_YOUR OBJECTIVE_: Reproduce the whole listing, character for character.

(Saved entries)

::::::::

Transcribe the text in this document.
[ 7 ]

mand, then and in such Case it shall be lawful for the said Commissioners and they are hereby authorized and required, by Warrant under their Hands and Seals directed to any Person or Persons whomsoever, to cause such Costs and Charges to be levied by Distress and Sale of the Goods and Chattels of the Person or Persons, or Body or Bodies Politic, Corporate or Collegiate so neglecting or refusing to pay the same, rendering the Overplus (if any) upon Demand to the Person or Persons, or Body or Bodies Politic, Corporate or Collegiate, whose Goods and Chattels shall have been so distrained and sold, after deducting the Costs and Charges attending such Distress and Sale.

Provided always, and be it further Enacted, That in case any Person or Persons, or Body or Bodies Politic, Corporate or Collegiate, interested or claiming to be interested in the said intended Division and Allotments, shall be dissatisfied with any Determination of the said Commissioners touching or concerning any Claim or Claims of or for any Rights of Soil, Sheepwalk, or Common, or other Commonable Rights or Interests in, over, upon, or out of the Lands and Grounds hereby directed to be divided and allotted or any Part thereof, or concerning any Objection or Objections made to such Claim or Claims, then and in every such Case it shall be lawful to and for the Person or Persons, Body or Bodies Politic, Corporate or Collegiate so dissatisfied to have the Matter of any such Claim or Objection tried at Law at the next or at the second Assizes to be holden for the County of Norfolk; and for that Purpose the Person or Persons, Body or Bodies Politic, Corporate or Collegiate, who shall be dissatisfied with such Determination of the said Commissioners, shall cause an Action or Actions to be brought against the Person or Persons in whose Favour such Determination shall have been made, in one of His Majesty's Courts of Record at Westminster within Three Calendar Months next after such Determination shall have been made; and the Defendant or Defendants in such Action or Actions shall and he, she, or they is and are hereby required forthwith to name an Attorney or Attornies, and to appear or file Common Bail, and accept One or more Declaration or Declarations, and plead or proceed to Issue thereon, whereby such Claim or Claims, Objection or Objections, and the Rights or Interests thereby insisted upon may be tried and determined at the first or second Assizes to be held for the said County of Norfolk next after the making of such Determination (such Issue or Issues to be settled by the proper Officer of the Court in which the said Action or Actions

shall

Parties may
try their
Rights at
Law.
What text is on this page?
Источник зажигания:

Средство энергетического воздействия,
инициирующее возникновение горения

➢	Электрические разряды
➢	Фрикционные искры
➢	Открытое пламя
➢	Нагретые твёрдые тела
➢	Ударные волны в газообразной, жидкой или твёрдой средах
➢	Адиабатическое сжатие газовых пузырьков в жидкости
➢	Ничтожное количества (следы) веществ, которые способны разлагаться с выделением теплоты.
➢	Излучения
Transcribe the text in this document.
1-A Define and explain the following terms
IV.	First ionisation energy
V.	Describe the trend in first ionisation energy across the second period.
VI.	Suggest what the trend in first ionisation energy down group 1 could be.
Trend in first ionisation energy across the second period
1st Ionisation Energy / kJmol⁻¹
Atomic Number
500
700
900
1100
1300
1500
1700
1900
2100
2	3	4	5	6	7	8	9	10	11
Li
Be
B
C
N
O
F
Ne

::::::::

_TASK RESULT_:
Transcribe the text in this document.
[ 7 ]

mand, then and in such Case it shall be lawful for the said Commissioners and they are hereby authorized and required, by Warrant under their Hands and Seals directed to any Person or Persons whomsoever, to cause such Costs and Charges to be levied by Distress and Sale of the Goods and Chattels of the Person or Persons, or Body or Bodies Politic, Corporate or Collegiate so neglecting or refusing to pay the same, rendering the Overplus (if any) upon Demand to the Person or Persons, or Body or Bodies Politic, Corporate or Collegiate, whose Goods and Chattels shall have been so distrained and sold, after deducting the Costs and Charges attending such Distress and Sale.

Provided always, and be it further Enacted, That in case any Person or Persons, or Body or Bodies Politic, Corporate or Collegiate, interested or claiming to be interested in the said intended Division and Allotments, shall be dissatisfied with any Determination of the said Commissioners touching or concerning any Claim or Claims of or for any Rights of Soil, Sheepwalk, or Common, or other Commonable Rights or Interests in, over, upon, or out of the Lands and Grounds hereby directed to be divided and allotted or any Part thereof, or concerning any Objection or Objections made to such Claim or Claims, then and in every such Case it shall be lawful to and for the Person or Persons, Body or Bodies Politic, Corporate or Collegiate so dissatisfied to have the Matter of any such Claim or Objection tried at Law at the next or at the second Assizes to be holden for the County of Norfolk; and for that Purpose the Person or Persons, Body or Bodies Politic, Corporate or Collegiate, who shall be dissatisfied with such Determination of the said Commissioners, shall cause an Action or Actions to be brought against the Person or Persons in whose Favour such Determination shall have been made, in one of His Majesty's Courts of Record at Westminster within Three Calendar Months next after such Determination shall have been made; and the Defendant or Defendants in such Action or Actions shall and he, she, or they is and are hereby required forthwith to name an Attorney or Attornies, and to appear or file Common Bail, and accept One or more Declaration or Declarations, and plead or proceed to Issue thereon, whereby such Claim or Claims, Objection or Objections, and the Rights or Interests thereby insisted upon may be tried and determined at the first or second Assizes to be held for the said County of Norfolk next after the making of such Determination (such Issue or Issues to be settled by the proper Officer of the Court in which the said Action or Actions

shall

Parties may
try their
Rights at
Law.
What text is on this page?
Источник зажигания:

Средство энергетического воздействия,
инициирующее возникновение горения

➢	Электрические разряды
➢	Фрикционные искры
➢	Открытое пламя
➢	Нагретые твёрдые тела
➢	Ударные волны в газообразной, жидкой или твёрдой средах
➢	Адиабатическое сжатие газовых пузырьков в жидкости
➢	Ничтожное количества (следы) веществ, которые способны разлагаться с выделением теплоты.
➢	Излучения
Transcribe the text in this document.
1-A Define and explain the following terms
IV.	First ionisation energy
V.	Describe the trend in first ionisation energy across the second period.
VI.	Suggest what the trend in first ionisation energy down group 1 could be.
Trend in first ionisation energy across the second period
1st Ionisation Energy / kJmol⁻¹
Atomic Number
500
700
900
1100
1300
1500
1700
1900
2100
2	3	4	5	6	7	8	9	10	11
Li
Be
B
C
N
O
F
Ne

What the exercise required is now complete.